**** GIVEN INFORMATION ****

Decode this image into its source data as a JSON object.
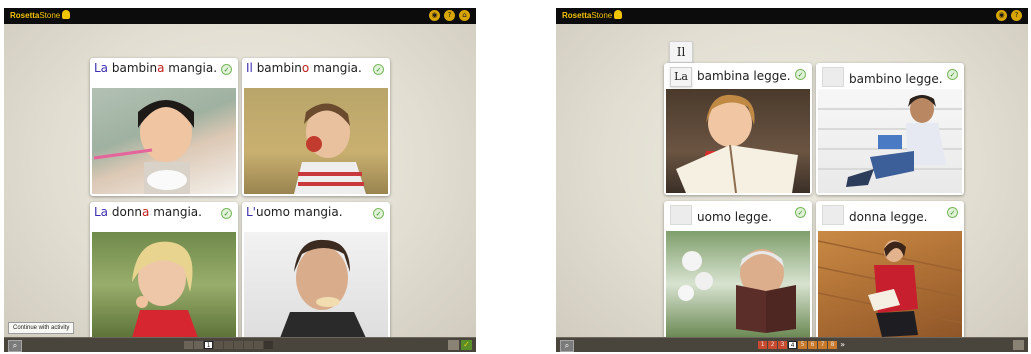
{
  "left": {
    "logo": {
      "brand": "Rosetta",
      "brand2": "Stone"
    },
    "cards": [
      {
        "prefix": "La",
        "pre": " bambin",
        "mark": "a",
        "rest": " mangia."
      },
      {
        "prefix": "Il",
        "pre": " bambin",
        "mark": "o",
        "rest": " mangia."
      },
      {
        "prefix": "La",
        "pre": " donn",
        "mark": "a",
        "rest": " mangia."
      },
      {
        "prefix": "L'",
        "pre": "uomo",
        "mark": "",
        "rest": " mangia."
      }
    ],
    "tooltip": "Continue with activity",
    "progress_steps": [
      "",
      "",
      "1",
      "",
      "",
      "",
      "",
      "",
      ""
    ],
    "icons": {
      "audio": "audio-icon",
      "help": "help-icon",
      "home": "home-icon",
      "check": "check-icon"
    }
  },
  "right": {
    "logo": {
      "brand": "Rosetta",
      "brand2": "Stone"
    },
    "tiles": {
      "il": "Il",
      "la": "La"
    },
    "cards": [
      {
        "text": "bambina legge."
      },
      {
        "text": "bambino legge."
      },
      {
        "text": "uomo legge."
      },
      {
        "text": "donna legge."
      }
    ],
    "progress_steps": [
      "1",
      "2",
      "3",
      "4",
      "5",
      "6",
      "7",
      "8",
      "»"
    ],
    "icons": {
      "audio": "audio-icon",
      "help": "help-icon"
    }
  },
  "colors": {
    "article": "#3c2fb3",
    "ending": "#c0201b",
    "check": "#3e8e2a",
    "logo": "#f2c200"
  }
}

****

**REQUIREMENT**
Can you repeat every record above exactly, apart from the pictures?

**SOLVED PROBLEM**
Decode this image into its source data as a JSON object.
{
  "left": {
    "logo": {
      "brand": "Rosetta",
      "brand2": "Stone"
    },
    "cards": [
      {
        "prefix": "La",
        "pre": " bambin",
        "mark": "a",
        "rest": " mangia."
      },
      {
        "prefix": "Il",
        "pre": " bambin",
        "mark": "o",
        "rest": " mangia."
      },
      {
        "prefix": "La",
        "pre": " donn",
        "mark": "a",
        "rest": " mangia."
      },
      {
        "prefix": "L'",
        "pre": "uomo",
        "mark": "",
        "rest": " mangia."
      }
    ],
    "tooltip": "Continue with activity",
    "progress_steps": [
      "",
      "",
      "1",
      "",
      "",
      "",
      "",
      "",
      ""
    ],
    "icons": {
      "audio": "audio-icon",
      "help": "help-icon",
      "home": "home-icon",
      "check": "check-icon"
    }
  },
  "right": {
    "logo": {
      "brand": "Rosetta",
      "brand2": "Stone"
    },
    "tiles": {
      "il": "Il",
      "la": "La"
    },
    "cards": [
      {
        "text": "bambina legge."
      },
      {
        "text": "bambino legge."
      },
      {
        "text": "uomo legge."
      },
      {
        "text": "donna legge."
      }
    ],
    "progress_steps": [
      "1",
      "2",
      "3",
      "4",
      "5",
      "6",
      "7",
      "8",
      "»"
    ],
    "icons": {
      "audio": "audio-icon",
      "help": "help-icon"
    }
  },
  "colors": {
    "article": "#3c2fb3",
    "ending": "#c0201b",
    "check": "#3e8e2a",
    "logo": "#f2c200"
  }
}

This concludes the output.